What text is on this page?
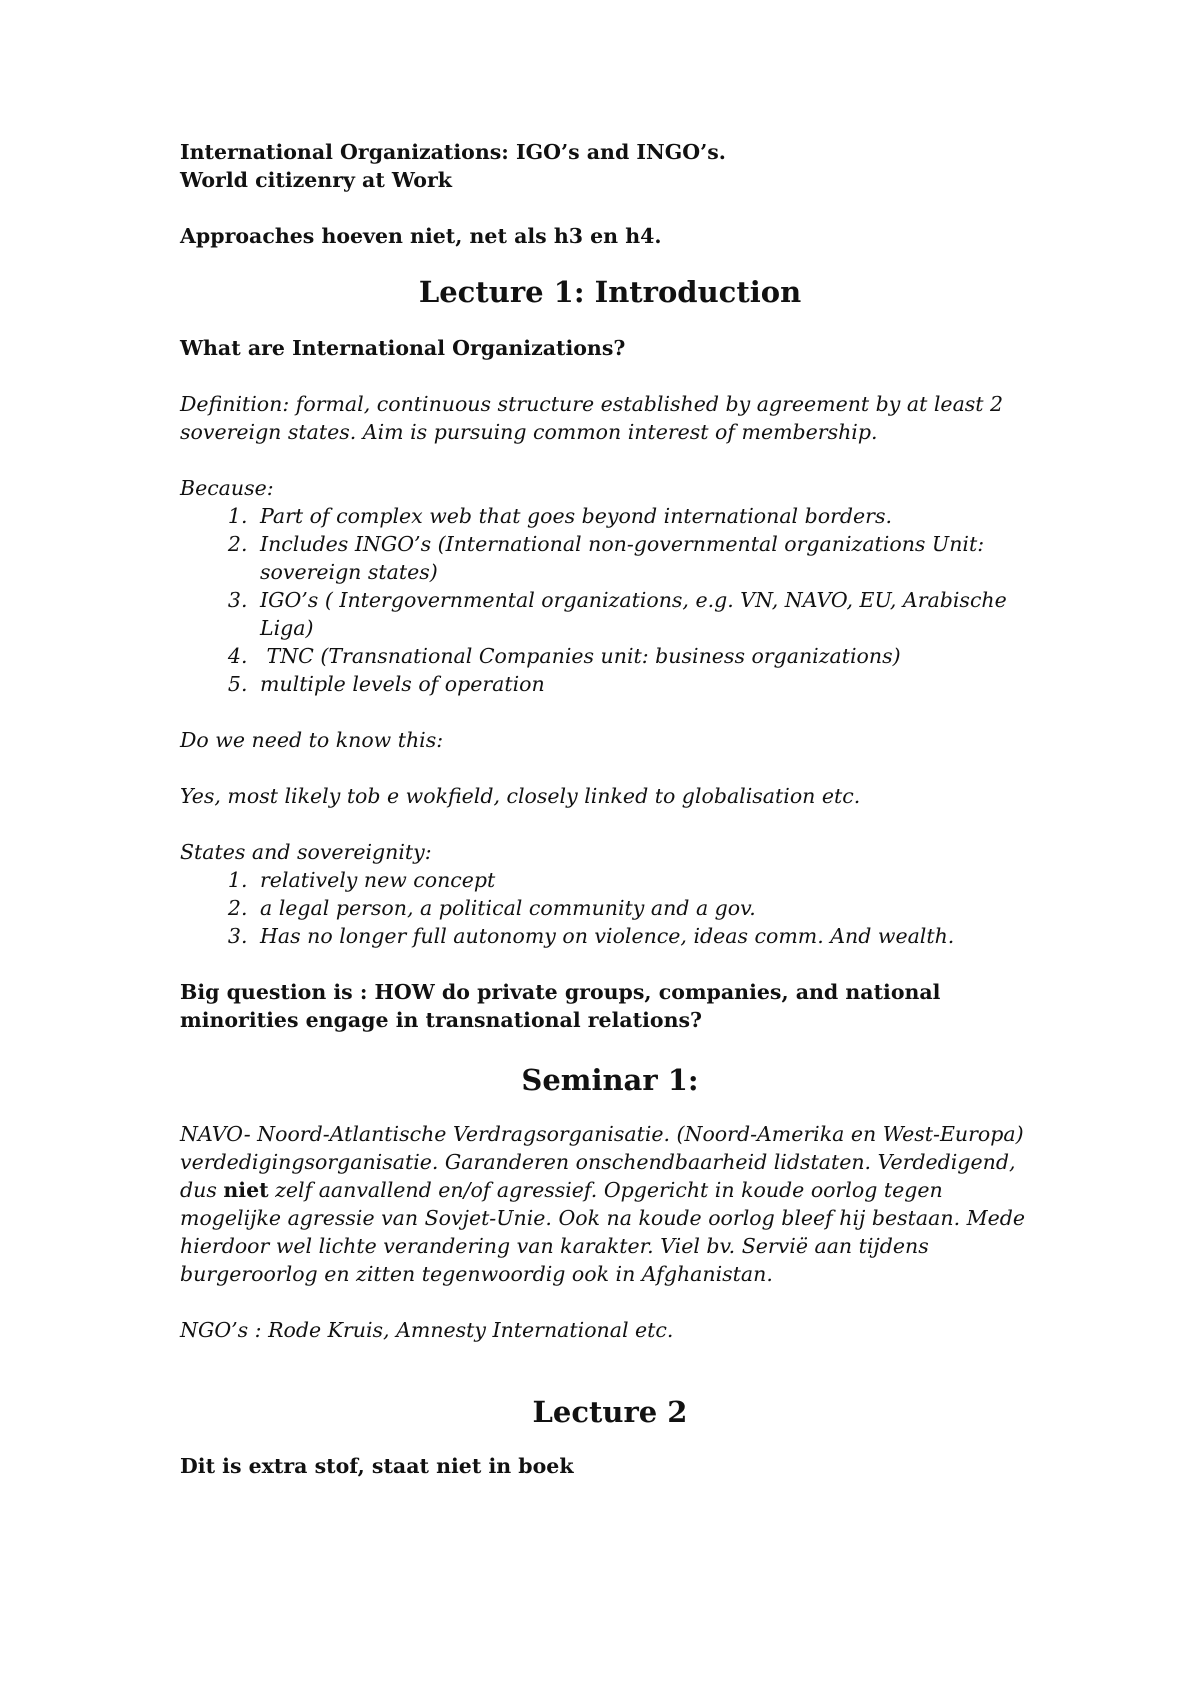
International Organizations: IGO’s and INGO’s.

World citizenry at Work

Approaches hoeven niet, net als h3 en h4.

Lecture 1: Introduction

What are International Organizations?

Definition: formal, continuous structure established by agreement by at least 2 sovereign states. Aim is pursuing common interest of membership.

Because:

1. Part of complex web that goes beyond international borders.
2. Includes INGO’s (International non-governmental organizations Unit: sovereign states)
3. IGO’s ( Intergovernmental organizations, e.g. VN, NAVO, EU, Arabische Liga)
4.  TNC (Transnational Companies unit: business organizations)
5. multiple levels of operation

Do we need to know this:

Yes, most likely tob e wokfield, closely linked to globalisation etc.

States and sovereignity:

1. relatively new concept
2. a legal person, a political community and a gov.
3. Has no longer full autonomy on violence, ideas comm. And wealth.

Big question is : HOW do private groups, companies, and national minorities engage in transnational relations?

Seminar 1:

NAVO- Noord-Atlantische Verdragsorganisatie. (Noord-Amerika en West-Europa) verdedigingsorganisatie. Garanderen onschendbaarheid lidstaten. Verdedigend, dus niet zelf aanvallend en/of agressief. Opgericht in koude oorlog tegen mogelijke agressie van Sovjet-Unie. Ook na koude oorlog bleef hij bestaan. Mede hierdoor wel lichte verandering van karakter. Viel bv. Servië aan tijdens burgeroorlog en zitten tegenwoordig ook in Afghanistan.

NGO’s : Rode Kruis, Amnesty International etc.

Lecture 2

Dit is extra stof, staat niet in boek
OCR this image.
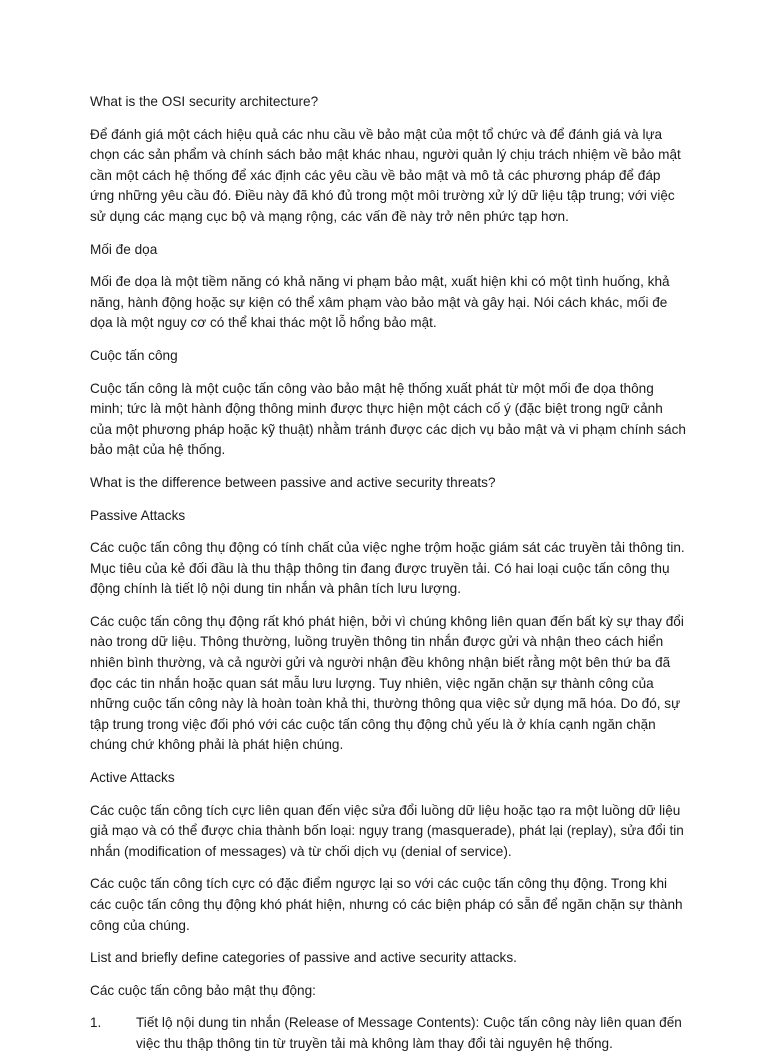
What is the OSI security architecture?

Để đánh giá một cách hiệu quả các nhu cầu về bảo mật của một tổ chức và để đánh giá và lựa chọn các sản phẩm và chính sách bảo mật khác nhau, người quản lý chịu trách nhiệm về bảo mật cần một cách hệ thống để xác định các yêu cầu về bảo mật và mô tả các phương pháp để đáp ứng những yêu cầu đó. Điều này đã khó đủ trong một môi trường xử lý dữ liệu tập trung; với việc sử dụng các mạng cục bộ và mạng rộng, các vấn đề này trở nên phức tạp hơn.

Mối đe dọa

Mối đe dọa là một tiềm năng có khả năng vi phạm bảo mật, xuất hiện khi có một tình huống, khả năng, hành động hoặc sự kiện có thể xâm phạm vào bảo mật và gây hại. Nói cách khác, mối đe dọa là một nguy cơ có thể khai thác một lỗ hổng bảo mật.

Cuộc tấn công

Cuộc tấn công là một cuộc tấn công vào bảo mật hệ thống xuất phát từ một mối đe dọa thông minh; tức là một hành động thông minh được thực hiện một cách cố ý (đặc biệt trong ngữ cảnh của một phương pháp hoặc kỹ thuật) nhằm tránh được các dịch vụ bảo mật và vi phạm chính sách bảo mật của hệ thống.

What is the difference between passive and active security threats?

Passive Attacks

Các cuộc tấn công thụ động có tính chất của việc nghe trộm hoặc giám sát các truyền tải thông tin. Mục tiêu của kẻ đối đầu là thu thập thông tin đang được truyền tải. Có hai loại cuộc tấn công thụ động chính là tiết lộ nội dung tin nhắn và phân tích lưu lượng.

Các cuộc tấn công thụ động rất khó phát hiện, bởi vì chúng không liên quan đến bất kỳ sự thay đổi nào trong dữ liệu. Thông thường, luồng truyền thông tin nhắn được gửi và nhận theo cách hiển nhiên bình thường, và cả người gửi và người nhận đều không nhận biết rằng một bên thứ ba đã đọc các tin nhắn hoặc quan sát mẫu lưu lượng. Tuy nhiên, việc ngăn chặn sự thành công của những cuộc tấn công này là hoàn toàn khả thi, thường thông qua việc sử dụng mã hóa. Do đó, sự tập trung trong việc đối phó với các cuộc tấn công thụ động chủ yếu là ở khía cạnh ngăn chặn chúng chứ không phải là phát hiện chúng.

Active Attacks

Các cuộc tấn công tích cực liên quan đến việc sửa đổi luồng dữ liệu hoặc tạo ra một luồng dữ liệu giả mạo và có thể được chia thành bốn loại: ngụy trang (masquerade), phát lại (replay), sửa đổi tin nhắn (modification of messages) và từ chối dịch vụ (denial of service).

Các cuộc tấn công tích cực có đặc điểm ngược lại so với các cuộc tấn công thụ động. Trong khi các cuộc tấn công thụ động khó phát hiện, nhưng có các biện pháp có sẵn để ngăn chặn sự thành công của chúng.

List and briefly define categories of passive and active security attacks.

Các cuộc tấn công bảo mật thụ động:

1.	Tiết lộ nội dung tin nhắn (Release of Message Contents): Cuộc tấn công này liên quan đến việc thu thập thông tin từ truyền tải mà không làm thay đổi tài nguyên hệ thống.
:::::
■ Required work:
Write the records out again in full, exactly, and skip every picture.

■ Output of the task:
What text is on this page?
International Organizations: IGO’s and INGO’s.

World citizenry at Work

Approaches hoeven niet, net als h3 en h4.

Lecture 1: Introduction

What are International Organizations?

Definition: formal, continuous structure established by agreement by at least 2 sovereign states. Aim is pursuing common interest of membership.

Because:

1. Part of complex web that goes beyond international borders.
2. Includes INGO’s (International non-governmental organizations Unit: sovereign states)
3. IGO’s ( Intergovernmental organizations, e.g. VN, NAVO, EU, Arabische Liga)
4.  TNC (Transnational Companies unit: business organizations)
5. multiple levels of operation

Do we need to know this:

Yes, most likely tob e wokfield, closely linked to globalisation etc.

States and sovereignity:

1. relatively new concept
2. a legal person, a political community and a gov.
3. Has no longer full autonomy on violence, ideas comm. And wealth.

Big question is : HOW do private groups, companies, and national minorities engage in transnational relations?

Seminar 1:

NAVO- Noord-Atlantische Verdragsorganisatie. (Noord-Amerika en West-Europa) verdedigingsorganisatie. Garanderen onschendbaarheid lidstaten. Verdedigend, dus niet zelf aanvallend en/of agressief. Opgericht in koude oorlog tegen mogelijke agressie van Sovjet-Unie. Ook na koude oorlog bleef hij bestaan. Mede hierdoor wel lichte verandering van karakter. Viel bv. Servië aan tijdens burgeroorlog en zitten tegenwoordig ook in Afghanistan.

NGO’s : Rode Kruis, Amnesty International etc.

Lecture 2

Dit is extra stof, staat niet in boek
OCR this image.
What is the OSI security architecture?

Để đánh giá một cách hiệu quả các nhu cầu về bảo mật của một tổ chức và để đánh giá và lựa chọn các sản phẩm và chính sách bảo mật khác nhau, người quản lý chịu trách nhiệm về bảo mật cần một cách hệ thống để xác định các yêu cầu về bảo mật và mô tả các phương pháp để đáp ứng những yêu cầu đó. Điều này đã khó đủ trong một môi trường xử lý dữ liệu tập trung; với việc sử dụng các mạng cục bộ và mạng rộng, các vấn đề này trở nên phức tạp hơn.

Mối đe dọa

Mối đe dọa là một tiềm năng có khả năng vi phạm bảo mật, xuất hiện khi có một tình huống, khả năng, hành động hoặc sự kiện có thể xâm phạm vào bảo mật và gây hại. Nói cách khác, mối đe dọa là một nguy cơ có thể khai thác một lỗ hổng bảo mật.

Cuộc tấn công

Cuộc tấn công là một cuộc tấn công vào bảo mật hệ thống xuất phát từ một mối đe dọa thông minh; tức là một hành động thông minh được thực hiện một cách cố ý (đặc biệt trong ngữ cảnh của một phương pháp hoặc kỹ thuật) nhằm tránh được các dịch vụ bảo mật và vi phạm chính sách bảo mật của hệ thống.

What is the difference between passive and active security threats?

Passive Attacks

Các cuộc tấn công thụ động có tính chất của việc nghe trộm hoặc giám sát các truyền tải thông tin. Mục tiêu của kẻ đối đầu là thu thập thông tin đang được truyền tải. Có hai loại cuộc tấn công thụ động chính là tiết lộ nội dung tin nhắn và phân tích lưu lượng.

Các cuộc tấn công thụ động rất khó phát hiện, bởi vì chúng không liên quan đến bất kỳ sự thay đổi nào trong dữ liệu. Thông thường, luồng truyền thông tin nhắn được gửi và nhận theo cách hiển nhiên bình thường, và cả người gửi và người nhận đều không nhận biết rằng một bên thứ ba đã đọc các tin nhắn hoặc quan sát mẫu lưu lượng. Tuy nhiên, việc ngăn chặn sự thành công của những cuộc tấn công này là hoàn toàn khả thi, thường thông qua việc sử dụng mã hóa. Do đó, sự tập trung trong việc đối phó với các cuộc tấn công thụ động chủ yếu là ở khía cạnh ngăn chặn chúng chứ không phải là phát hiện chúng.

Active Attacks

Các cuộc tấn công tích cực liên quan đến việc sửa đổi luồng dữ liệu hoặc tạo ra một luồng dữ liệu giả mạo và có thể được chia thành bốn loại: ngụy trang (masquerade), phát lại (replay), sửa đổi tin nhắn (modification of messages) và từ chối dịch vụ (denial of service).

Các cuộc tấn công tích cực có đặc điểm ngược lại so với các cuộc tấn công thụ động. Trong khi các cuộc tấn công thụ động khó phát hiện, nhưng có các biện pháp có sẵn để ngăn chặn sự thành công của chúng.

List and briefly define categories of passive and active security attacks.

Các cuộc tấn công bảo mật thụ động:

1.	Tiết lộ nội dung tin nhắn (Release of Message Contents): Cuộc tấn công này liên quan đến việc thu thập thông tin từ truyền tải mà không làm thay đổi tài nguyên hệ thống.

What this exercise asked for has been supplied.